■ Problem details ■
Output the material beneath exactly, leaving nothing out.

···

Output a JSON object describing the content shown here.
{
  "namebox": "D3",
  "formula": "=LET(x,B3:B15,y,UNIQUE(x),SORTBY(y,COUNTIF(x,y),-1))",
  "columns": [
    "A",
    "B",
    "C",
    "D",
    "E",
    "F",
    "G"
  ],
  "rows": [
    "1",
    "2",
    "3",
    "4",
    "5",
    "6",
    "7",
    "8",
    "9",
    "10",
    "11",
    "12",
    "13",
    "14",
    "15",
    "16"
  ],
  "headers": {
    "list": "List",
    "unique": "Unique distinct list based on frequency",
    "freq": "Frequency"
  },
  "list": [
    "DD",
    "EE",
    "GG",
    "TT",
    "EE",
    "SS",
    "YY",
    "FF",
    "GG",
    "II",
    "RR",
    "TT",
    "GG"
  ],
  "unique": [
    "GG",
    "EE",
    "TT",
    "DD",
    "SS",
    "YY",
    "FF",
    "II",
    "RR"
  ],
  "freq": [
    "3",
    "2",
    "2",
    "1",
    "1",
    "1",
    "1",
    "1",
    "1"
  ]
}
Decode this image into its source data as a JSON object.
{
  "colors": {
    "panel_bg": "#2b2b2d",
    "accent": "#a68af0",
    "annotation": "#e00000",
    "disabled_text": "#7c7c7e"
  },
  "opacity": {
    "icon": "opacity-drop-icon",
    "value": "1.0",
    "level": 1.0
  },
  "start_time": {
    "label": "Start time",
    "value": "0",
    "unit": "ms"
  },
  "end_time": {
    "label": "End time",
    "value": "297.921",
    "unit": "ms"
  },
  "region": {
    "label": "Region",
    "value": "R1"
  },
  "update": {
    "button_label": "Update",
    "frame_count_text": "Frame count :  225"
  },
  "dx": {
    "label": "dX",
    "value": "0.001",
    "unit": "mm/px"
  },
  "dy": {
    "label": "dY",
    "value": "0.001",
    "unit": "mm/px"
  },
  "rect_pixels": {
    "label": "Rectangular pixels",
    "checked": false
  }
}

···

■ Task result ■
Output a JSON object describing the content shown here.
{
  "namebox": "D3",
  "formula": "=LET(x,B3:B15,y,UNIQUE(x),SORTBY(y,COUNTIF(x,y),-1))",
  "columns": [
    "A",
    "B",
    "C",
    "D",
    "E",
    "F",
    "G"
  ],
  "rows": [
    "1",
    "2",
    "3",
    "4",
    "5",
    "6",
    "7",
    "8",
    "9",
    "10",
    "11",
    "12",
    "13",
    "14",
    "15",
    "16"
  ],
  "headers": {
    "list": "List",
    "unique": "Unique distinct list based on frequency",
    "freq": "Frequency"
  },
  "list": [
    "DD",
    "EE",
    "GG",
    "TT",
    "EE",
    "SS",
    "YY",
    "FF",
    "GG",
    "II",
    "RR",
    "TT",
    "GG"
  ],
  "unique": [
    "GG",
    "EE",
    "TT",
    "DD",
    "SS",
    "YY",
    "FF",
    "II",
    "RR"
  ],
  "freq": [
    "3",
    "2",
    "2",
    "1",
    "1",
    "1",
    "1",
    "1",
    "1"
  ]
}
Decode this image into its source data as a JSON object.
{
  "colors": {
    "panel_bg": "#2b2b2d",
    "accent": "#a68af0",
    "annotation": "#e00000",
    "disabled_text": "#7c7c7e"
  },
  "opacity": {
    "icon": "opacity-drop-icon",
    "value": "1.0",
    "level": 1.0
  },
  "start_time": {
    "label": "Start time",
    "value": "0",
    "unit": "ms"
  },
  "end_time": {
    "label": "End time",
    "value": "297.921",
    "unit": "ms"
  },
  "region": {
    "label": "Region",
    "value": "R1"
  },
  "update": {
    "button_label": "Update",
    "frame_count_text": "Frame count :  225"
  },
  "dx": {
    "label": "dX",
    "value": "0.001",
    "unit": "mm/px"
  },
  "dy": {
    "label": "dY",
    "value": "0.001",
    "unit": "mm/px"
  },
  "rect_pixels": {
    "label": "Rectangular pixels",
    "checked": false
  }
}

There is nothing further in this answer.